## Required task
Copy each line of the entries beneath that contains the word "Piva".

* BEGIN *

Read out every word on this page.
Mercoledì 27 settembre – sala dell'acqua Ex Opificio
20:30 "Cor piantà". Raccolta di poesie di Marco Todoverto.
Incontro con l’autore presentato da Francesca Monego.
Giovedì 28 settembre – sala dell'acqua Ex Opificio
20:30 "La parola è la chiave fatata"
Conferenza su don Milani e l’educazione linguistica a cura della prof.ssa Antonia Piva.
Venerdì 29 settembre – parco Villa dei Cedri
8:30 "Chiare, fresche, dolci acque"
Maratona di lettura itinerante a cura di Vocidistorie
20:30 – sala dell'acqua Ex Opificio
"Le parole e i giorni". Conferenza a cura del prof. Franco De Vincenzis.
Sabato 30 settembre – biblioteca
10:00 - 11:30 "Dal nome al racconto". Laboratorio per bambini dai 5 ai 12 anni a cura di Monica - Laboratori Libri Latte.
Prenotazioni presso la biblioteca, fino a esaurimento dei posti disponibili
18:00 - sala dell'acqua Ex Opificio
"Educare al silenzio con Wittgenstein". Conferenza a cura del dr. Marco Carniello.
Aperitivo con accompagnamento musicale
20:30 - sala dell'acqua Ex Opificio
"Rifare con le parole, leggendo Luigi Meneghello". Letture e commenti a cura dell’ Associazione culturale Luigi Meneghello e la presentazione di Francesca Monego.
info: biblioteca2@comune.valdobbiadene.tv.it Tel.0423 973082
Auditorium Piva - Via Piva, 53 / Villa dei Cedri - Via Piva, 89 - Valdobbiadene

* END *
* BEGIN *

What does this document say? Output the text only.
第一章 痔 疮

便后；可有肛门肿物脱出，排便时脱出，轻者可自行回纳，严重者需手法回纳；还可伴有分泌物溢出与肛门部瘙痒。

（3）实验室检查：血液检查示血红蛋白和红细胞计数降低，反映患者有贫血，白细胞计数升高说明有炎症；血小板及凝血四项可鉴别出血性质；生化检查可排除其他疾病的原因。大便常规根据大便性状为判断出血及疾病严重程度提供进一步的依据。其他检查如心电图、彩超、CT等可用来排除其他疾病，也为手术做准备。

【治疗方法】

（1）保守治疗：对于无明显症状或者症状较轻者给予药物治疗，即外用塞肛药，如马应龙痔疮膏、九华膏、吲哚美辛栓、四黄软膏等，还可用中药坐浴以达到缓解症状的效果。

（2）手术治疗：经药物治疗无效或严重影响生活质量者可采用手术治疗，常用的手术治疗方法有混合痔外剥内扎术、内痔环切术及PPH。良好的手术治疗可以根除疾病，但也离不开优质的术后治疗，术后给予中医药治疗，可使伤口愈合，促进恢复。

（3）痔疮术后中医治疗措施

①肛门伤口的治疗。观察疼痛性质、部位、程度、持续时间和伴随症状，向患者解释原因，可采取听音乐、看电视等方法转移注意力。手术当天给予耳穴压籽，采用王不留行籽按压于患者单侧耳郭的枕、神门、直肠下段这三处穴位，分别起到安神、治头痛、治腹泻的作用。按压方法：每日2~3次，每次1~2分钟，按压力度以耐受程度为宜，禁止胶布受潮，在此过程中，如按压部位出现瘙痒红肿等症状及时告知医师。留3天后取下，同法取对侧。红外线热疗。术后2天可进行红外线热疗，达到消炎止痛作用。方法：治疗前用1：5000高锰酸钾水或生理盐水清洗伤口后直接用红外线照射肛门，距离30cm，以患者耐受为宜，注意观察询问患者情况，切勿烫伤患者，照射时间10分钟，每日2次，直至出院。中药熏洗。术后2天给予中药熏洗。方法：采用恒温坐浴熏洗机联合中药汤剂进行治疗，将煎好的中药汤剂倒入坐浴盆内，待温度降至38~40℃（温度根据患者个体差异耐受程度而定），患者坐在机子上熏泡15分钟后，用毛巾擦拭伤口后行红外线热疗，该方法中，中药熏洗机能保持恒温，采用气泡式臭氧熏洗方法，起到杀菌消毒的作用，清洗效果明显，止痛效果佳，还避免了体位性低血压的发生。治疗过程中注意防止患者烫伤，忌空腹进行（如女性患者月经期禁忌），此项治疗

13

* END *
* BEGIN *

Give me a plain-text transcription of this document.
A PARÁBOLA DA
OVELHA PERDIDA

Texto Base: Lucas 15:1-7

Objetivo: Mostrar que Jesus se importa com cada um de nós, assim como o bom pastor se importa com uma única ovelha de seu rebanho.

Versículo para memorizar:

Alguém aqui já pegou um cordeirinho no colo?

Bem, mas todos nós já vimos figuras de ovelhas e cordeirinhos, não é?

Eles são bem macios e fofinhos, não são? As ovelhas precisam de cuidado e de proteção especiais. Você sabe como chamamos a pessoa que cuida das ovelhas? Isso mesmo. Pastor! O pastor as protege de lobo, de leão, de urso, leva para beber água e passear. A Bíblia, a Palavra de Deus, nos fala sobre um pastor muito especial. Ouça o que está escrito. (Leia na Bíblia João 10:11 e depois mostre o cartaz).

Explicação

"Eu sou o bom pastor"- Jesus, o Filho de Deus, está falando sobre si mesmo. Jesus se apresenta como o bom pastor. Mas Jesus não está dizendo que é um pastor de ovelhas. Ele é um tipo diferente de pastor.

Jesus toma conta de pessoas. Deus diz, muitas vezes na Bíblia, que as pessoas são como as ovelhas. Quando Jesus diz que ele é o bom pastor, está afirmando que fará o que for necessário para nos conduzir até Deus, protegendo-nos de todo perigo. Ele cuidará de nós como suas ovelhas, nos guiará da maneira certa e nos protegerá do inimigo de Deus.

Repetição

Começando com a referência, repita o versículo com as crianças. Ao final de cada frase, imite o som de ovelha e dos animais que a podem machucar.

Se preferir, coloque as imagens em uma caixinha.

* END *

## Finished task
Conferenza su don Milani e l’educazione linguistica a cura della prof.ssa Antonia Piva.
Auditorium Piva - Via Piva, 53 / Villa dei Cedri - Via Piva, 89 - Valdobbiadene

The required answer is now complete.